TEXT SEGMENT:
- - - - - - -

Here's a video describing the flow:
<http://www.youtube.com/watch?v=xWHEi8baCPE>

------
oflannabhra
They're in the process of building one of these here in Lexington, KY. The
link the the video simulation was definitely enlightening. We'll see whether
drivers will actually be able to pick up how to navigate it.

------
Bo102010
There is one of these 300 meters from my apartment.

It's not very confusing exiting the highway and turning left - just follow the
lights.

It is kind of confusing exiting the highway and turning right. Right-on-red is
allowed, and to make such a maneuver you have to look in strange places for
traffic that might hit you. I've almost messed it up a few times. The other
option is to let people honk at you while you wait for a green.

I'm curious as to what will happen when the power to the lights fails.

------
murz
Reminds me of Michigan left.

<http://en.wikipedia.org/wiki/Michigan_left>

------
pedalpete
isn't each point of cross-over/merging a more likely point of failure?

I could see there being less accidents of the left-turn variety being
exchanged for more less-dramatic accidents.

Aren't we better of just using roundabouts? or
<http://en.wikipedia.org/wiki/Roundabout#Turbo_roundabouts?>?

------
digitalstax
I lived a few blocks from the one in Springfield, MO when it was built. It
just doesn't feel right at first. But I haven't heard of any problems and it
seems to serve its purpose.

------
savrajsingh
You mean a roundabout?

- - - - - - -

SOURCE EXCERPT:

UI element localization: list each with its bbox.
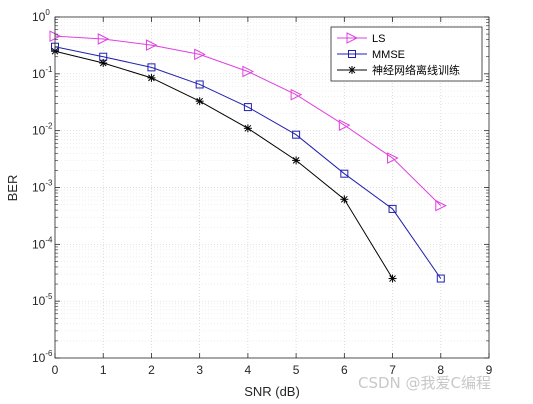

- - - - - - -

PROBLEMS TO SOLVE:
a: List the usernames of everyone who posted a comment in the forum thread about the road interchange.
b: In the forum thread about the road interchange, how far from Bo102010's apartment is the nearest one?
c: From the forum thread about the road interchange, reproduce everything from "It is kind of" down to "for a green.".

RESULTS FOR EACH TASK:
a:
oflannabhra
Bo102010
murz
pedalpete
digitalstax
savrajsingh

b: 300 meters.

c:
It is kind of confusing exiting the highway and turning right. Right-on-red is
allowed, and to make such a maneuver you have to look in strange places for
traffic that might hit you. I've almost messed it up a few times. The other
option is to let people honk at you while you wait for a green.